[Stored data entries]
-- begin --

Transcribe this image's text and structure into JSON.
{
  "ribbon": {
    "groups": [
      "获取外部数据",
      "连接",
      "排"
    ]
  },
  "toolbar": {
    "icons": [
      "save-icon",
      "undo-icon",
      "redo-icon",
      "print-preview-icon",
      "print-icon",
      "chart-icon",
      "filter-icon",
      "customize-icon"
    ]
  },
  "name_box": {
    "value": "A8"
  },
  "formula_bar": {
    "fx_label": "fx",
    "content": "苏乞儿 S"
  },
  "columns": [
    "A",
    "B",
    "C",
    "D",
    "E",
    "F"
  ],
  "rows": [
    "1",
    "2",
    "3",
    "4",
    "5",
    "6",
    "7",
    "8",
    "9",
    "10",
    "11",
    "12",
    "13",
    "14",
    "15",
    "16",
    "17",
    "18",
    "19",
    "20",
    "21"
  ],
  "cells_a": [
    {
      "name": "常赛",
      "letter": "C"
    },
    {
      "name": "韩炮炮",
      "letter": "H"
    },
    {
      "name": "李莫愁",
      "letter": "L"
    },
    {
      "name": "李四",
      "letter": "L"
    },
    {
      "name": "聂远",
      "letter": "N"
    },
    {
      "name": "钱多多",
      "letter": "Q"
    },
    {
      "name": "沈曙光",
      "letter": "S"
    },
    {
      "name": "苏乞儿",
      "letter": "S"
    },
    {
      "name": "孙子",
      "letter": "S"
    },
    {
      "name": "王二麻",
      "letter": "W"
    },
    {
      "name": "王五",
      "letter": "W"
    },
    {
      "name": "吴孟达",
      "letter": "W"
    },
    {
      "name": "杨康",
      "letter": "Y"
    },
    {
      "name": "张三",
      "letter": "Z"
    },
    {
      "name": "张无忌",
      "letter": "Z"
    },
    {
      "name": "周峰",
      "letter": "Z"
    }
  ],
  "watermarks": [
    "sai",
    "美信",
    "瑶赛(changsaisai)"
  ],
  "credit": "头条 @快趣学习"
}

-- end --

▶ [Given task]:
Could you reproduce every record above exactly as it appears?

▶ [Written answer]:
Transcribe this image's text and structure into JSON.
{
  "ribbon": {
    "groups": [
      "获取外部数据",
      "连接",
      "排"
    ]
  },
  "toolbar": {
    "icons": [
      "save-icon",
      "undo-icon",
      "redo-icon",
      "print-preview-icon",
      "print-icon",
      "chart-icon",
      "filter-icon",
      "customize-icon"
    ]
  },
  "name_box": {
    "value": "A8"
  },
  "formula_bar": {
    "fx_label": "fx",
    "content": "苏乞儿 S"
  },
  "columns": [
    "A",
    "B",
    "C",
    "D",
    "E",
    "F"
  ],
  "rows": [
    "1",
    "2",
    "3",
    "4",
    "5",
    "6",
    "7",
    "8",
    "9",
    "10",
    "11",
    "12",
    "13",
    "14",
    "15",
    "16",
    "17",
    "18",
    "19",
    "20",
    "21"
  ],
  "cells_a": [
    {
      "name": "常赛",
      "letter": "C"
    },
    {
      "name": "韩炮炮",
      "letter": "H"
    },
    {
      "name": "李莫愁",
      "letter": "L"
    },
    {
      "name": "李四",
      "letter": "L"
    },
    {
      "name": "聂远",
      "letter": "N"
    },
    {
      "name": "钱多多",
      "letter": "Q"
    },
    {
      "name": "沈曙光",
      "letter": "S"
    },
    {
      "name": "苏乞儿",
      "letter": "S"
    },
    {
      "name": "孙子",
      "letter": "S"
    },
    {
      "name": "王二麻",
      "letter": "W"
    },
    {
      "name": "王五",
      "letter": "W"
    },
    {
      "name": "吴孟达",
      "letter": "W"
    },
    {
      "name": "杨康",
      "letter": "Y"
    },
    {
      "name": "张三",
      "letter": "Z"
    },
    {
      "name": "张无忌",
      "letter": "Z"
    },
    {
      "name": "周峰",
      "letter": "Z"
    }
  ],
  "watermarks": [
    "sai",
    "美信",
    "瑶赛(changsaisai)"
  ],
  "credit": "头条 @快趣学习"
}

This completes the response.